◆ Task prompt
Your task is to output the entries below word for word.

++++ Input ++++

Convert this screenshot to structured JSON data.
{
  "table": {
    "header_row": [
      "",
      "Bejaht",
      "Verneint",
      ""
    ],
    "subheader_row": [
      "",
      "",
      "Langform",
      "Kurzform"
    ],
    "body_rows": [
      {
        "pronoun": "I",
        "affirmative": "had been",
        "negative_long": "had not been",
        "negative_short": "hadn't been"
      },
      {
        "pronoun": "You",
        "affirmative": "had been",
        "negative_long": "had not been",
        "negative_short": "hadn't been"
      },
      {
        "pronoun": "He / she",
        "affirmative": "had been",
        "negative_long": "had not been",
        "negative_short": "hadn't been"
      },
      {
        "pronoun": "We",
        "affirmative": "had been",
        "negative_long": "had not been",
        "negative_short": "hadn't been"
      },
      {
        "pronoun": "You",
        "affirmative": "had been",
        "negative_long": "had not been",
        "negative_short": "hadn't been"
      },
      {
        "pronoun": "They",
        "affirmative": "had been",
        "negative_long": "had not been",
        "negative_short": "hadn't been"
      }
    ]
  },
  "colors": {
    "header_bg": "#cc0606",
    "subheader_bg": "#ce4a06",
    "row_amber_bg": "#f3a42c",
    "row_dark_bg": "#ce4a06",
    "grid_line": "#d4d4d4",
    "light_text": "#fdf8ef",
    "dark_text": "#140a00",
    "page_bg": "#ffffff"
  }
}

++++

◆ Expected answer
Convert this screenshot to structured JSON data.
{
  "table": {
    "header_row": [
      "",
      "Bejaht",
      "Verneint",
      ""
    ],
    "subheader_row": [
      "",
      "",
      "Langform",
      "Kurzform"
    ],
    "body_rows": [
      {
        "pronoun": "I",
        "affirmative": "had been",
        "negative_long": "had not been",
        "negative_short": "hadn't been"
      },
      {
        "pronoun": "You",
        "affirmative": "had been",
        "negative_long": "had not been",
        "negative_short": "hadn't been"
      },
      {
        "pronoun": "He / she",
        "affirmative": "had been",
        "negative_long": "had not been",
        "negative_short": "hadn't been"
      },
      {
        "pronoun": "We",
        "affirmative": "had been",
        "negative_long": "had not been",
        "negative_short": "hadn't been"
      },
      {
        "pronoun": "You",
        "affirmative": "had been",
        "negative_long": "had not been",
        "negative_short": "hadn't been"
      },
      {
        "pronoun": "They",
        "affirmative": "had been",
        "negative_long": "had not been",
        "negative_short": "hadn't been"
      }
    ]
  },
  "colors": {
    "header_bg": "#cc0606",
    "subheader_bg": "#ce4a06",
    "row_amber_bg": "#f3a42c",
    "row_dark_bg": "#ce4a06",
    "grid_line": "#d4d4d4",
    "light_text": "#fdf8ef",
    "dark_text": "#140a00",
    "page_bg": "#ffffff"
  }
}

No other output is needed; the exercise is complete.